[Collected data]
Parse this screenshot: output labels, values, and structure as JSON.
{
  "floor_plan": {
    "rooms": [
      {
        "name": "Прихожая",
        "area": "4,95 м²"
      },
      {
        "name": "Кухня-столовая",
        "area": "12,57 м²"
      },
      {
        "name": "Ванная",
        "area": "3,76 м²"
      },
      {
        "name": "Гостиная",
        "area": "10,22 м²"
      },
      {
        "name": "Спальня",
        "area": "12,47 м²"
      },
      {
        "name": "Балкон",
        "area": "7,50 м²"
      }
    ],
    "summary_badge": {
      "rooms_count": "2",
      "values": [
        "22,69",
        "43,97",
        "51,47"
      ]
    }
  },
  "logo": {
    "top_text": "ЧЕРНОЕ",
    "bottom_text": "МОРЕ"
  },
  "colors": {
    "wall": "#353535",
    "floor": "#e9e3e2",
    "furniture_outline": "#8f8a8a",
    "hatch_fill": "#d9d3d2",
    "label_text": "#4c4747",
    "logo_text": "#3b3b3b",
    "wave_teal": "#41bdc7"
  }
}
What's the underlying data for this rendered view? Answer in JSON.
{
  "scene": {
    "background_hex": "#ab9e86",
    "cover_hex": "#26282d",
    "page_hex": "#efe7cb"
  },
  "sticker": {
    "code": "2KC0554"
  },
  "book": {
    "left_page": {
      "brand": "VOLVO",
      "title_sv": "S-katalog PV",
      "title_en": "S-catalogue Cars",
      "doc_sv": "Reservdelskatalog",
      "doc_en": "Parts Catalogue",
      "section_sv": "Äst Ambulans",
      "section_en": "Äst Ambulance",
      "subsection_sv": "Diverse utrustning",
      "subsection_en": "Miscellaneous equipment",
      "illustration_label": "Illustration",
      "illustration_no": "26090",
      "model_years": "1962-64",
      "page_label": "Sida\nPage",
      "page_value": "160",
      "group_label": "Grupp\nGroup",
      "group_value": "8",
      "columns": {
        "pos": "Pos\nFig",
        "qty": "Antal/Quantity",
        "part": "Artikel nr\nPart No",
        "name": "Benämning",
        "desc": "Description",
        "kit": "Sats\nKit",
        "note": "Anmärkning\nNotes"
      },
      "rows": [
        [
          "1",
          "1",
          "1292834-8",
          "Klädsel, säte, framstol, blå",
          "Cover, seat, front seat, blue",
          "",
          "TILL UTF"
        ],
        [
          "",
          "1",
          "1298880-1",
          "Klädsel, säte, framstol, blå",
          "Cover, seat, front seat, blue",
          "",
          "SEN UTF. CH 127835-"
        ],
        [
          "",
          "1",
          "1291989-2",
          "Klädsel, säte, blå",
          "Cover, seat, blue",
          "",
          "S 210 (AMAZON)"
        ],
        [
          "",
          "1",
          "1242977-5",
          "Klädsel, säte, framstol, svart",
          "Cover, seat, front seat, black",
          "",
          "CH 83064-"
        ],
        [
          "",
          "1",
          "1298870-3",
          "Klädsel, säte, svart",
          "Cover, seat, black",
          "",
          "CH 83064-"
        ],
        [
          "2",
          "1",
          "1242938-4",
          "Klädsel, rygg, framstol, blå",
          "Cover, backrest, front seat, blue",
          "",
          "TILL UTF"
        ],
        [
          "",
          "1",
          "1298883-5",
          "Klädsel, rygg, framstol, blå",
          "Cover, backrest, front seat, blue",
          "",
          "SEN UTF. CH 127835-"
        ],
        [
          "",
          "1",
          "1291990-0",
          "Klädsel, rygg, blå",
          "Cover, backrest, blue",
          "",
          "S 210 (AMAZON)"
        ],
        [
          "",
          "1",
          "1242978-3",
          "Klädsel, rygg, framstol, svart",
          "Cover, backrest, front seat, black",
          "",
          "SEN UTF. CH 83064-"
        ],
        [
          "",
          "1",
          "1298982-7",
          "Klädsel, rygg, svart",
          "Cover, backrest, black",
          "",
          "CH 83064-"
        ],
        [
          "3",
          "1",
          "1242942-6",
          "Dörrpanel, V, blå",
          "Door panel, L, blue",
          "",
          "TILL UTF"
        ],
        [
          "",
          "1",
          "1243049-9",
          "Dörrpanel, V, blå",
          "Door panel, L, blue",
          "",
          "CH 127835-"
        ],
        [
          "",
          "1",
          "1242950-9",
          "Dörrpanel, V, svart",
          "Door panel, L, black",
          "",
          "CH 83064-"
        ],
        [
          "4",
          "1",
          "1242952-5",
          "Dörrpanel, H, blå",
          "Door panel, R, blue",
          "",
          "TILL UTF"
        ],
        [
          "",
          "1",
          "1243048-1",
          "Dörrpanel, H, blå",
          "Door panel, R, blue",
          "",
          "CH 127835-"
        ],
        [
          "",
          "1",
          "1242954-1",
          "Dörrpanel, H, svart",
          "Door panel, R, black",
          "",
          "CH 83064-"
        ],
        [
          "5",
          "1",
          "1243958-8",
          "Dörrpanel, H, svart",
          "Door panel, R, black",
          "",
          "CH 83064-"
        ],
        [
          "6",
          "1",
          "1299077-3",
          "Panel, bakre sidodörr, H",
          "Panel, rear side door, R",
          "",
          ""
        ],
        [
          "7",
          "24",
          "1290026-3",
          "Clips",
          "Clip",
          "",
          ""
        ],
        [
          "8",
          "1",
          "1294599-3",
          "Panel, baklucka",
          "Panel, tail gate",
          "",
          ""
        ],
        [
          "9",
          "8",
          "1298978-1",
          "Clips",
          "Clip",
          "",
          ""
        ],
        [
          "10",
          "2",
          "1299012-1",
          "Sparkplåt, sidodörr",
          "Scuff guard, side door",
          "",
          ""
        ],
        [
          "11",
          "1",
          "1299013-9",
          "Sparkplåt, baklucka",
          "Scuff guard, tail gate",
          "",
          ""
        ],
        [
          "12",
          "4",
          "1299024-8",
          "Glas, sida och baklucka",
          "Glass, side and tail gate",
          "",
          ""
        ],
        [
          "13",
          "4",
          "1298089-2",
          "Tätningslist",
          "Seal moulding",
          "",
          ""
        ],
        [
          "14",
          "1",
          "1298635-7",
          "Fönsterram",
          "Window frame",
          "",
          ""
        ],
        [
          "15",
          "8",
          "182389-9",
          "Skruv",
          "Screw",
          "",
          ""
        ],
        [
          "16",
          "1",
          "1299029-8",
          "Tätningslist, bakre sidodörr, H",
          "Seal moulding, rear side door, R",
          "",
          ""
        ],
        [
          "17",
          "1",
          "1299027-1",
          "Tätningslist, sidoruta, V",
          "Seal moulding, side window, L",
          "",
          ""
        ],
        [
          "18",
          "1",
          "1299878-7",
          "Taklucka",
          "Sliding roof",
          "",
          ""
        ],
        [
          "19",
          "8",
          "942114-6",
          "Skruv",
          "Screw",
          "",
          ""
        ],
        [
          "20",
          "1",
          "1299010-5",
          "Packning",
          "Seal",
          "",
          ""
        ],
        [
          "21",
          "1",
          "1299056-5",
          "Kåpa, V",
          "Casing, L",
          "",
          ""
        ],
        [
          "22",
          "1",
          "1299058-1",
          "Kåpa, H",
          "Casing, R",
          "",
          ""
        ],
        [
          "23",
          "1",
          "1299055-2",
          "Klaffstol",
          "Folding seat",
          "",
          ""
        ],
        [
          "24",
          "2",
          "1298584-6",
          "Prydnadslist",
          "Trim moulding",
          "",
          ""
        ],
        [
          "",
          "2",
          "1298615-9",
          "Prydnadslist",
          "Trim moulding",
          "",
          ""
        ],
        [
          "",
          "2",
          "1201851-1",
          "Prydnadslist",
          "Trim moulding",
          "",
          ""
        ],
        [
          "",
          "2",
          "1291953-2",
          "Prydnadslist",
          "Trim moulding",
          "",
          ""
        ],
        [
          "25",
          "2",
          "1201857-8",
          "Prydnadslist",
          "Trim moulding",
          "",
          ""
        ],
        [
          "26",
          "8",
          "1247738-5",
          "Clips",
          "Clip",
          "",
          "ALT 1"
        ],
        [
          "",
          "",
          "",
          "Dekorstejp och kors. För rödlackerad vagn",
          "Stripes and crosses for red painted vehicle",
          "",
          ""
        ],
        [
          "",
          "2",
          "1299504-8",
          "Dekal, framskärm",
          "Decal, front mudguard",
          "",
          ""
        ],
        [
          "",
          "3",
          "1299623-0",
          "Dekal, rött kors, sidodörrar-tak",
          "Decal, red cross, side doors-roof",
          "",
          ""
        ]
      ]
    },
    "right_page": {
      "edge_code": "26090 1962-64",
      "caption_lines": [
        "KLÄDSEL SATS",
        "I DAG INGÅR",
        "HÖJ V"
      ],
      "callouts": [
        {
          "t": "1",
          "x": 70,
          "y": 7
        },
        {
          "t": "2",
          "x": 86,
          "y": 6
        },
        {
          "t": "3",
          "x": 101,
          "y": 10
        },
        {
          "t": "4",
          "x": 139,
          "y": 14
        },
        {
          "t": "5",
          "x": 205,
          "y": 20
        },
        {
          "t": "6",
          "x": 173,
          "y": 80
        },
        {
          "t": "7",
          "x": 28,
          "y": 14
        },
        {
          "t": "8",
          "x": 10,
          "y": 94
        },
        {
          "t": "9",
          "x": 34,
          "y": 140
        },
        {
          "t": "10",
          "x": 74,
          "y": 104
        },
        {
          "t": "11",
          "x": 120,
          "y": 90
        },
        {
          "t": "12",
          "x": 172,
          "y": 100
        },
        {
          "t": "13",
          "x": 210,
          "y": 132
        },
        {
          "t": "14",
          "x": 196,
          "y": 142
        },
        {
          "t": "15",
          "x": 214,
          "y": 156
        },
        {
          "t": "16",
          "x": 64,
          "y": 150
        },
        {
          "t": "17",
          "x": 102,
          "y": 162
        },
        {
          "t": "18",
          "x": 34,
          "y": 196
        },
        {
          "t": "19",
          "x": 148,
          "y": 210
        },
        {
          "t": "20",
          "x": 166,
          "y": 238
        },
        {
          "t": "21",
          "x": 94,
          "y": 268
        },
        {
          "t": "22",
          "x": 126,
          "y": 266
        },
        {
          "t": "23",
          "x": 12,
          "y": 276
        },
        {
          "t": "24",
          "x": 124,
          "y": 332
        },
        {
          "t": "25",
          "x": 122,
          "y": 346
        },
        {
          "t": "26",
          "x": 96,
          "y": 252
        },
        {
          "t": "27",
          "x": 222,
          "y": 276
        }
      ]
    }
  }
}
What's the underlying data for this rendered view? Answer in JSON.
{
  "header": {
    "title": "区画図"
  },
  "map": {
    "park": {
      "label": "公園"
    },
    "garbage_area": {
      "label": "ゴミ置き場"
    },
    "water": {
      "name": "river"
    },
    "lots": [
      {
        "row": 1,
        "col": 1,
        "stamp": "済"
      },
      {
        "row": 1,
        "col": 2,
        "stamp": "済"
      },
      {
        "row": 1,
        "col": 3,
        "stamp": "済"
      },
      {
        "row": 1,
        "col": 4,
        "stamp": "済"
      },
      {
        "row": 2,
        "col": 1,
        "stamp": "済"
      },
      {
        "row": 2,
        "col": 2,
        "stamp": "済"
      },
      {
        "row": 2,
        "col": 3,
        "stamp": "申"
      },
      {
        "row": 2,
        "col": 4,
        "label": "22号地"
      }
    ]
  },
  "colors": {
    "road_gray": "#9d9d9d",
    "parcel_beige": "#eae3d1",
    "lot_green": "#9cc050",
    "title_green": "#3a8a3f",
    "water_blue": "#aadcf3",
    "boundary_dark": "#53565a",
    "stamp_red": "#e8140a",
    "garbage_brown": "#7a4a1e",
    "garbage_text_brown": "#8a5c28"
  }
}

GIVEN REQUEST: From the listing above, copy all lines holding the word "name".

RESPONSE TO THE EXERCISE:
        "name": "Прихожая",
        "name": "Кухня-столовая",
        "name": "Ванная",
        "name": "Гостиная",
        "name": "Спальня",
        "name": "Балкон",
        "name": "Benämning",
      "name": "river"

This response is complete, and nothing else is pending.